**WHAT YOU NEED TO DO**
Below are the records; reproduce all of them exactly but without any images.

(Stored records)
>> START

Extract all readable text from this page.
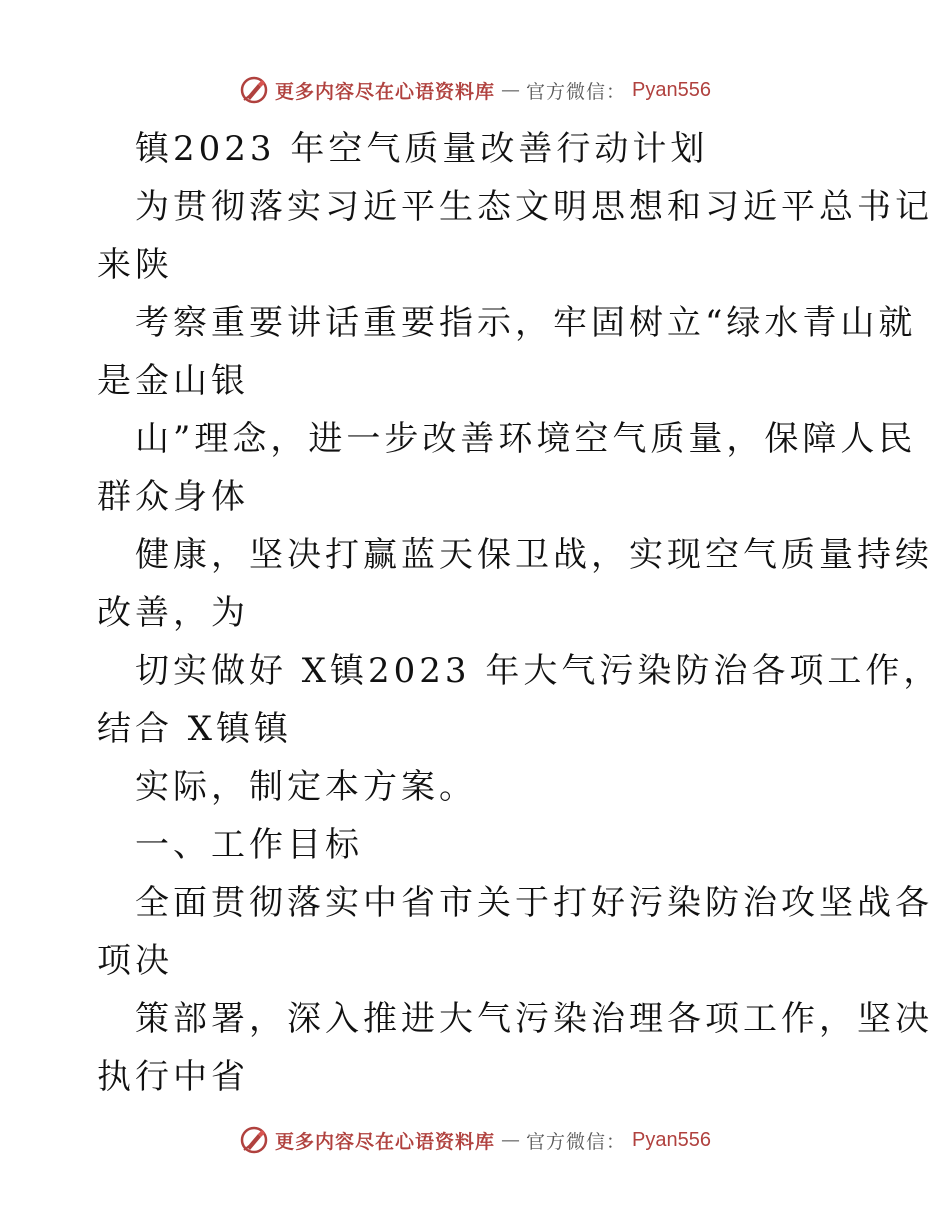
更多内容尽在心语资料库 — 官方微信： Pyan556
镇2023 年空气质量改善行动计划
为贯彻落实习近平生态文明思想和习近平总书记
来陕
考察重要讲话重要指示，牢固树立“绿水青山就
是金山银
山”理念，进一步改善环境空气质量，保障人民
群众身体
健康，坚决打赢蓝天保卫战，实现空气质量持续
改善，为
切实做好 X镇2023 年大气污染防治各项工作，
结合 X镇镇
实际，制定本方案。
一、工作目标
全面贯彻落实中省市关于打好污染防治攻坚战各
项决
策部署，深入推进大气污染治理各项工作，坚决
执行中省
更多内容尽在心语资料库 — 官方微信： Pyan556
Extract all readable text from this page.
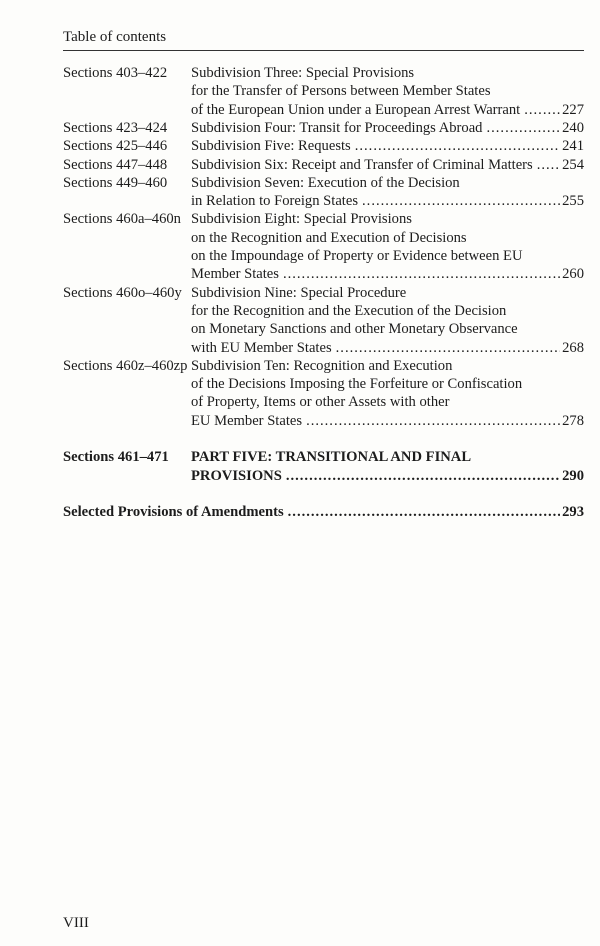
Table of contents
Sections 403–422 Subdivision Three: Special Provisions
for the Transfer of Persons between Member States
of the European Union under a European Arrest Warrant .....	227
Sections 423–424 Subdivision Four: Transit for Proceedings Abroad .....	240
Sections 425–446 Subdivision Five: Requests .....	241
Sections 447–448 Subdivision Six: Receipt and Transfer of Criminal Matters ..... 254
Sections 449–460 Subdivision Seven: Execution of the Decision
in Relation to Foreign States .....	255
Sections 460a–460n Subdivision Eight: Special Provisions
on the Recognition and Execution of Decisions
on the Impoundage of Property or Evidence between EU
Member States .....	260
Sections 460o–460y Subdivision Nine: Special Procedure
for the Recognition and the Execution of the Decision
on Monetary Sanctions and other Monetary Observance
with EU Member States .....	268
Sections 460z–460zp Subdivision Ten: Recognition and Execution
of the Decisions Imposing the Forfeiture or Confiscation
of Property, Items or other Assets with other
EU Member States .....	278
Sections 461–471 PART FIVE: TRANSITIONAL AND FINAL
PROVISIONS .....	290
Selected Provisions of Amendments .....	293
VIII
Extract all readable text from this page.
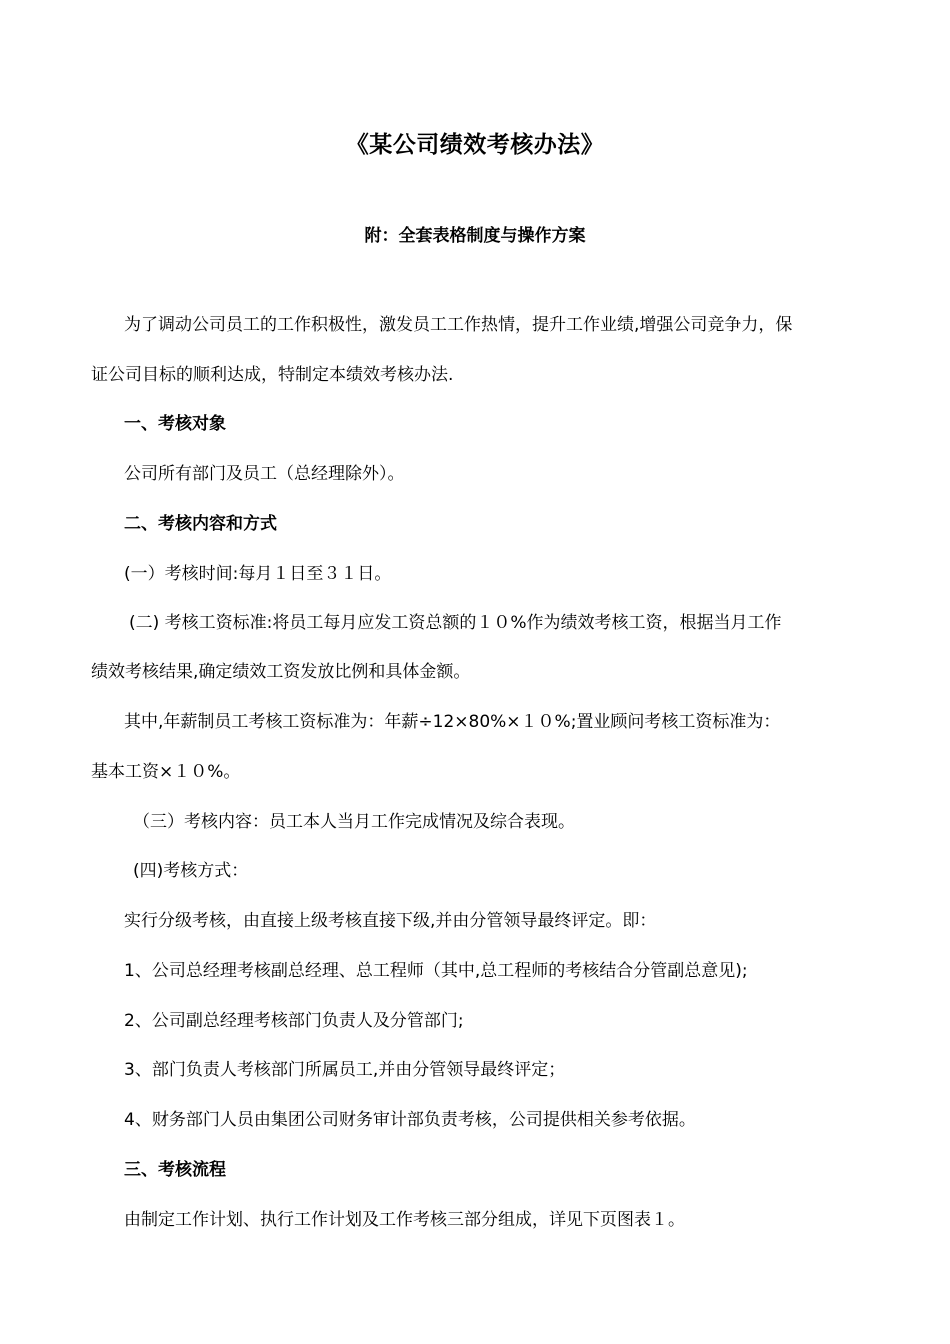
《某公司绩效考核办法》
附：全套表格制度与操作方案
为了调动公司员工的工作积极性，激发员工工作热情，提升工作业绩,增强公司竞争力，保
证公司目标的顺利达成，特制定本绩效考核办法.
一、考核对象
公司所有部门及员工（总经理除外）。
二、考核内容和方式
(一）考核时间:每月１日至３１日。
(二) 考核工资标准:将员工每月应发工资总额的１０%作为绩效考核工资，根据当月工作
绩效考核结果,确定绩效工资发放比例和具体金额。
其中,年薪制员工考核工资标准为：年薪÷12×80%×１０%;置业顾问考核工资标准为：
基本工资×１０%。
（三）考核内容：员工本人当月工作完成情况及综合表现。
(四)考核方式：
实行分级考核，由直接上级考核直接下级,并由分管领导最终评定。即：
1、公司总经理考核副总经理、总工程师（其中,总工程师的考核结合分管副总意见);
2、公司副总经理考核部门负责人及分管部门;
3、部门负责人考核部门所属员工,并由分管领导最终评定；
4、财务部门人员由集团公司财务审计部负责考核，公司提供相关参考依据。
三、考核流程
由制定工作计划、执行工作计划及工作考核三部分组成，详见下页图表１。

>> END

**ANSWER IN FULL**
Extract all readable text from this page.
更多内容尽在心语资料库 — 官方微信： Pyan556
镇2023 年空气质量改善行动计划
为贯彻落实习近平生态文明思想和习近平总书记
来陕
考察重要讲话重要指示，牢固树立“绿水青山就
是金山银
山”理念，进一步改善环境空气质量，保障人民
群众身体
健康，坚决打赢蓝天保卫战，实现空气质量持续
改善，为
切实做好 X镇2023 年大气污染防治各项工作，
结合 X镇镇
实际，制定本方案。
一、工作目标
全面贯彻落实中省市关于打好污染防治攻坚战各
项决
策部署，深入推进大气污染治理各项工作，坚决
执行中省
更多内容尽在心语资料库 — 官方微信： Pyan556
Extract all readable text from this page.
Table of contents
Sections 403–422 Subdivision Three: Special Provisions
for the Transfer of Persons between Member States
of the European Union under a European Arrest Warrant .....	227
Sections 423–424 Subdivision Four: Transit for Proceedings Abroad .....	240
Sections 425–446 Subdivision Five: Requests .....	241
Sections 447–448 Subdivision Six: Receipt and Transfer of Criminal Matters ..... 254
Sections 449–460 Subdivision Seven: Execution of the Decision
in Relation to Foreign States .....	255
Sections 460a–460n Subdivision Eight: Special Provisions
on the Recognition and Execution of Decisions
on the Impoundage of Property or Evidence between EU
Member States .....	260
Sections 460o–460y Subdivision Nine: Special Procedure
for the Recognition and the Execution of the Decision
on Monetary Sanctions and other Monetary Observance
with EU Member States .....	268
Sections 460z–460zp Subdivision Ten: Recognition and Execution
of the Decisions Imposing the Forfeiture or Confiscation
of Property, Items or other Assets with other
EU Member States .....	278
Sections 461–471 PART FIVE: TRANSITIONAL AND FINAL
PROVISIONS .....	290
Selected Provisions of Amendments .....	293
VIII
Extract all readable text from this page.
《某公司绩效考核办法》
附：全套表格制度与操作方案
为了调动公司员工的工作积极性，激发员工工作热情，提升工作业绩,增强公司竞争力，保
证公司目标的顺利达成，特制定本绩效考核办法.
一、考核对象
公司所有部门及员工（总经理除外）。
二、考核内容和方式
(一）考核时间:每月１日至３１日。
(二) 考核工资标准:将员工每月应发工资总额的１０%作为绩效考核工资，根据当月工作
绩效考核结果,确定绩效工资发放比例和具体金额。
其中,年薪制员工考核工资标准为：年薪÷12×80%×１０%;置业顾问考核工资标准为：
基本工资×１０%。
（三）考核内容：员工本人当月工作完成情况及综合表现。
(四)考核方式：
实行分级考核，由直接上级考核直接下级,并由分管领导最终评定。即：
1、公司总经理考核副总经理、总工程师（其中,总工程师的考核结合分管副总意见);
2、公司副总经理考核部门负责人及分管部门;
3、部门负责人考核部门所属员工,并由分管领导最终评定；
4、财务部门人员由集团公司财务审计部负责考核，公司提供相关参考依据。
三、考核流程
由制定工作计划、执行工作计划及工作考核三部分组成，详见下页图表１。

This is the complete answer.